━━ INPUT ━━

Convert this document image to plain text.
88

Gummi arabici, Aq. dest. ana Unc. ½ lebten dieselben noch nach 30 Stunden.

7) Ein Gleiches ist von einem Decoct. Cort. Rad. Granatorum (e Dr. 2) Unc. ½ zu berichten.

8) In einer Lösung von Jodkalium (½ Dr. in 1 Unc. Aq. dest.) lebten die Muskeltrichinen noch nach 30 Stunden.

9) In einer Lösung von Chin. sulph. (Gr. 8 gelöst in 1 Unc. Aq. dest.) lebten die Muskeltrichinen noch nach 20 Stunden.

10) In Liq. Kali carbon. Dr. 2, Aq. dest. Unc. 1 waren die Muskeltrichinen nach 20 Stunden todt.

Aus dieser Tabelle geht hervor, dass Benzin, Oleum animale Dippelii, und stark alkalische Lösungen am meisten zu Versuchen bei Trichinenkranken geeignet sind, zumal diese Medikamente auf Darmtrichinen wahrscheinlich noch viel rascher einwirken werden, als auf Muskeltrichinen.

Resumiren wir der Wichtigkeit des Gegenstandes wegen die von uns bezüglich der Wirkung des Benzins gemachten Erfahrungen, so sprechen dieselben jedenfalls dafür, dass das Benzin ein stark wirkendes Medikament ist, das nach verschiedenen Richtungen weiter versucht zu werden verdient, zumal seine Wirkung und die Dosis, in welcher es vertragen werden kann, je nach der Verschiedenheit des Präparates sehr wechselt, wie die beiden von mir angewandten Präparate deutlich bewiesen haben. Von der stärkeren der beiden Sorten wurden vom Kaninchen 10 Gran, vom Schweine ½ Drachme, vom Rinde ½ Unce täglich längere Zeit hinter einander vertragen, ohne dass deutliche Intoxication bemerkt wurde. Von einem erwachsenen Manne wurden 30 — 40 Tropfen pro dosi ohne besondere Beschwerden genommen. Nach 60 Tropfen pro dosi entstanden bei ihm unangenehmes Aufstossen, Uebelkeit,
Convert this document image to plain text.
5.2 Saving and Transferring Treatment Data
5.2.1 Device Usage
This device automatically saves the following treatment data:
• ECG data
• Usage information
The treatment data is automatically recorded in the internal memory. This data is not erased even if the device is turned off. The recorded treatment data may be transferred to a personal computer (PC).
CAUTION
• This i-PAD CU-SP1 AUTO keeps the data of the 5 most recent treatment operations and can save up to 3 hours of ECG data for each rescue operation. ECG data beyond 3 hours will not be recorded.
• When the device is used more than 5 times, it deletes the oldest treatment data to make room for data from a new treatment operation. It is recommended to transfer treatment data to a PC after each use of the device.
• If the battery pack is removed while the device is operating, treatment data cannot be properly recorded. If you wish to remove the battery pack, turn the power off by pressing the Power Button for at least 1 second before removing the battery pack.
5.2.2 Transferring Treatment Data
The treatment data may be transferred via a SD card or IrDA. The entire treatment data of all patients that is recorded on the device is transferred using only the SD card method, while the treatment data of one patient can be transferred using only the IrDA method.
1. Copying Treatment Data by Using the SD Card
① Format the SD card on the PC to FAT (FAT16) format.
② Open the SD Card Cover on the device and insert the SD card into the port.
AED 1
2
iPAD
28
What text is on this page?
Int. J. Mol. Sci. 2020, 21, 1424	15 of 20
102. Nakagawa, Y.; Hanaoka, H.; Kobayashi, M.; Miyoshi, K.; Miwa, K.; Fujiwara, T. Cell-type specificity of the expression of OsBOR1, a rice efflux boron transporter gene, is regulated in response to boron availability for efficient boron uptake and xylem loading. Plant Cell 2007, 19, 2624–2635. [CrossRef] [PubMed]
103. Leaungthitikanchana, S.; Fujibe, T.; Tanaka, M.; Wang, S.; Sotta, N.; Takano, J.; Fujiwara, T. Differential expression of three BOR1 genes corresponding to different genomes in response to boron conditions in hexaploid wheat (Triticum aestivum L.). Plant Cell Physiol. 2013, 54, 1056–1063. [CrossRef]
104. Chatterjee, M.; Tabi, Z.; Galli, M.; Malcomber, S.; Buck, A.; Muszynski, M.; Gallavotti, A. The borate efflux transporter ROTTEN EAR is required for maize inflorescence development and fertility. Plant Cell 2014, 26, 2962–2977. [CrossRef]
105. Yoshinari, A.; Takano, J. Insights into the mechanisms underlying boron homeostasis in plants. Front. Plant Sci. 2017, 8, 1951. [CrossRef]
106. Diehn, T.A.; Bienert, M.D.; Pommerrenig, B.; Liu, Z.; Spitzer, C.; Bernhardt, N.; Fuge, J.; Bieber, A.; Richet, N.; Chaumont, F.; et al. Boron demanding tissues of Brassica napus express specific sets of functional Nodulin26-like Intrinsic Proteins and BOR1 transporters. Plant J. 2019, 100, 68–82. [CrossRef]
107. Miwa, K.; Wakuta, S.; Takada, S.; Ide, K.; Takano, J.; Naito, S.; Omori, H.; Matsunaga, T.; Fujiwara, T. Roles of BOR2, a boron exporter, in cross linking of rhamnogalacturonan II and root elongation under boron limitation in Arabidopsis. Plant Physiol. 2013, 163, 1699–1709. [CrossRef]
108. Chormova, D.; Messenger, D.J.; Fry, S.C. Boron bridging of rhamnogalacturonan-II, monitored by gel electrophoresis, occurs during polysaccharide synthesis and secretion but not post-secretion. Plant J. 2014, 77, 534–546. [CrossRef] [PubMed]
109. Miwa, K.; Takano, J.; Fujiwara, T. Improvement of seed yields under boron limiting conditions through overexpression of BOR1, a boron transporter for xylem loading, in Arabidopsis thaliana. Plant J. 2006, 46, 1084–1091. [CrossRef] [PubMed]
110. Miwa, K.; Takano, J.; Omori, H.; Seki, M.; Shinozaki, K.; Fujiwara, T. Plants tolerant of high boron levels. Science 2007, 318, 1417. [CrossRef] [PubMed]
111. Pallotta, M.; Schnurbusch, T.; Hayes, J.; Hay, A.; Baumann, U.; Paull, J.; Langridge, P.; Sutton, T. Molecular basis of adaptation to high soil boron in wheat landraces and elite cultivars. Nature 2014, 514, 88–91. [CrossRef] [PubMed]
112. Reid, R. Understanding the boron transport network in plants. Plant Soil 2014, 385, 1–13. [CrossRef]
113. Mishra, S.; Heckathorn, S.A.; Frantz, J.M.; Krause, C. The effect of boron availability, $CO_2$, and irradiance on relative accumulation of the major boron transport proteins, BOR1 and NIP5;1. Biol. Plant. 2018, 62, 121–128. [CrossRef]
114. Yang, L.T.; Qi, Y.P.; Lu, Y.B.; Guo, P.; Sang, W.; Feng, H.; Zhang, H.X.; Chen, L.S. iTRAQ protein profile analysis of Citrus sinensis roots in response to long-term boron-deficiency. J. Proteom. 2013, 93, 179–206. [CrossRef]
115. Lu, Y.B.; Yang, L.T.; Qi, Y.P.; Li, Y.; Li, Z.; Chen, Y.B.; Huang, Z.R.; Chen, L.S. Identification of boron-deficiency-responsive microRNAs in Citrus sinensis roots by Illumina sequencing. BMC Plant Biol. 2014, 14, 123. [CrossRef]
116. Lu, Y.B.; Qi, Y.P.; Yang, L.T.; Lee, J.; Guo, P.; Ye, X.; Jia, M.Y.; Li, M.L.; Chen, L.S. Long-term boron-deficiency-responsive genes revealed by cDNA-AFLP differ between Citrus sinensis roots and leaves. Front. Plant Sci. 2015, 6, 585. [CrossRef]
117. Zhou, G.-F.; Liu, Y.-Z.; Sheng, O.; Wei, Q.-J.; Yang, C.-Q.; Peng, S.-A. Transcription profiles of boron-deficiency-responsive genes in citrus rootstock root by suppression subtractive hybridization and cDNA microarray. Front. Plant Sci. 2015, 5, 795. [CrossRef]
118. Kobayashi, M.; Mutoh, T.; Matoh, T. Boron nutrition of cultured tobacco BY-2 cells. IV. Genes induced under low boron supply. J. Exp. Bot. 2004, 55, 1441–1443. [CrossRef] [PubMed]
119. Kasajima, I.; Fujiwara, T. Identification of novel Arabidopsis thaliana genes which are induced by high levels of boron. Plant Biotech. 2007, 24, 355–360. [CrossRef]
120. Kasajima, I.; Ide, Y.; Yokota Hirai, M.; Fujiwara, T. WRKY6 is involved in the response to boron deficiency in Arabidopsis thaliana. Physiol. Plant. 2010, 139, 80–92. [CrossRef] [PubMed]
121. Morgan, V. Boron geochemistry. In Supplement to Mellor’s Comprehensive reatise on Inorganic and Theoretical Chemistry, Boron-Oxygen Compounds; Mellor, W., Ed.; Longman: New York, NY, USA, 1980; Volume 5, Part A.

━━━

EXERCISE DETAILS
Would you please return all lines from the listing above that contain "einer"?

TASK ANSWER
8) In einer Lösung von Jodkalium (½ Dr. in 1 Unc. Aq. dest.) lebten die Muskeltrichinen noch nach 30 Stunden.
9) In einer Lösung von Chin. sulph. (Gr. 8 gelöst in 1 Unc. Aq. dest.) lebten die Muskeltrichinen noch nach 20 Stunden.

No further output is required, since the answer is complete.